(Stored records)
# # # # # # #

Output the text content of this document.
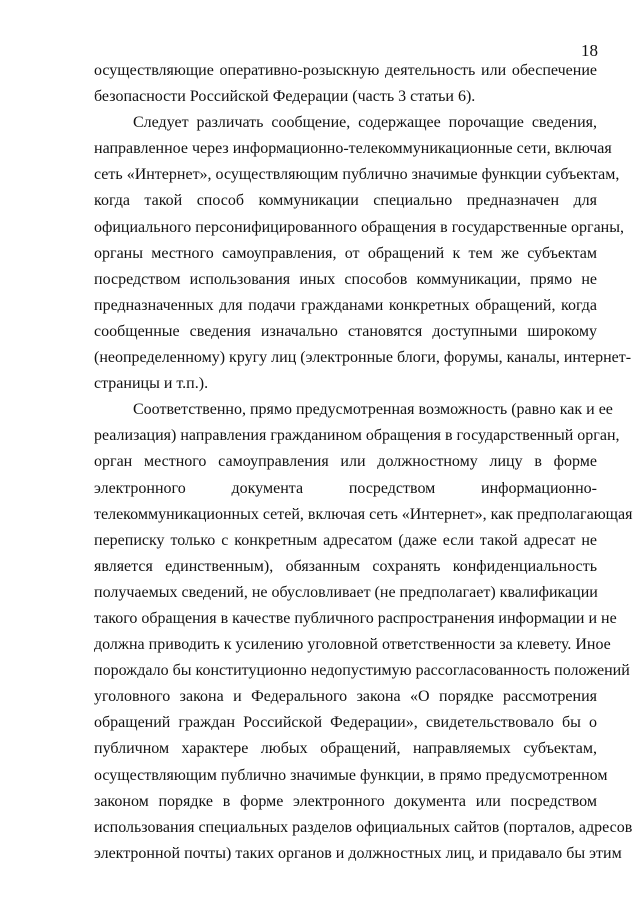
18
осуществляющие оперативно-розыскную деятельность или обеспечение
безопасности Российской Федерации (часть 3 статьи 6).
Следует различать сообщение, содержащее порочащие сведения,
направленное через информационно-телекоммуникационные сети, включая
сеть «Интернет», осуществляющим публично значимые функции субъектам,
когда такой способ коммуникации специально предназначен для
официального персонифицированного обращения в государственные органы,
органы местного самоуправления, от обращений к тем же субъектам
посредством использования иных способов коммуникации, прямо не
предназначенных для подачи гражданами конкретных обращений, когда
сообщенные сведения изначально становятся доступными широкому
(неопределенному) кругу лиц (электронные блоги, форумы, каналы, интернет-
страницы и т.п.).
Соответственно, прямо предусмотренная возможность (равно как и ее
реализация) направления гражданином обращения в государственный орган,
орган местного самоуправления или должностному лицу в форме
электронного документа посредством информационно-
телекоммуникационных сетей, включая сеть «Интернет», как предполагающая
переписку только с конкретным адресатом (даже если такой адресат не
является единственным), обязанным сохранять конфиденциальность
получаемых сведений, не обусловливает (не предполагает) квалификации
такого обращения в качестве публичного распространения информации и не
должна приводить к усилению уголовной ответственности за клевету. Иное
порождало бы конституционно недопустимую рассогласованность положений
уголовного закона и Федерального закона «О порядке рассмотрения
обращений граждан Российской Федерации», свидетельствовало бы о
публичном характере любых обращений, направляемых субъектам,
осуществляющим публично значимые функции, в прямо предусмотренном
законом порядке в форме электронного документа или посредством
использования специальных разделов официальных сайтов (порталов, адресов
электронной почты) таких органов и должностных лиц, и придавало бы этим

# # # # # # #

*REQUIREMENT:* Identify and extract each line of the listing that contains "посредством".

*SOLUTION TO THE EXERCISE:*
посредством использования иных способов коммуникации, прямо не
электронного документа посредством информационно-
законом порядке в форме электронного документа или посредством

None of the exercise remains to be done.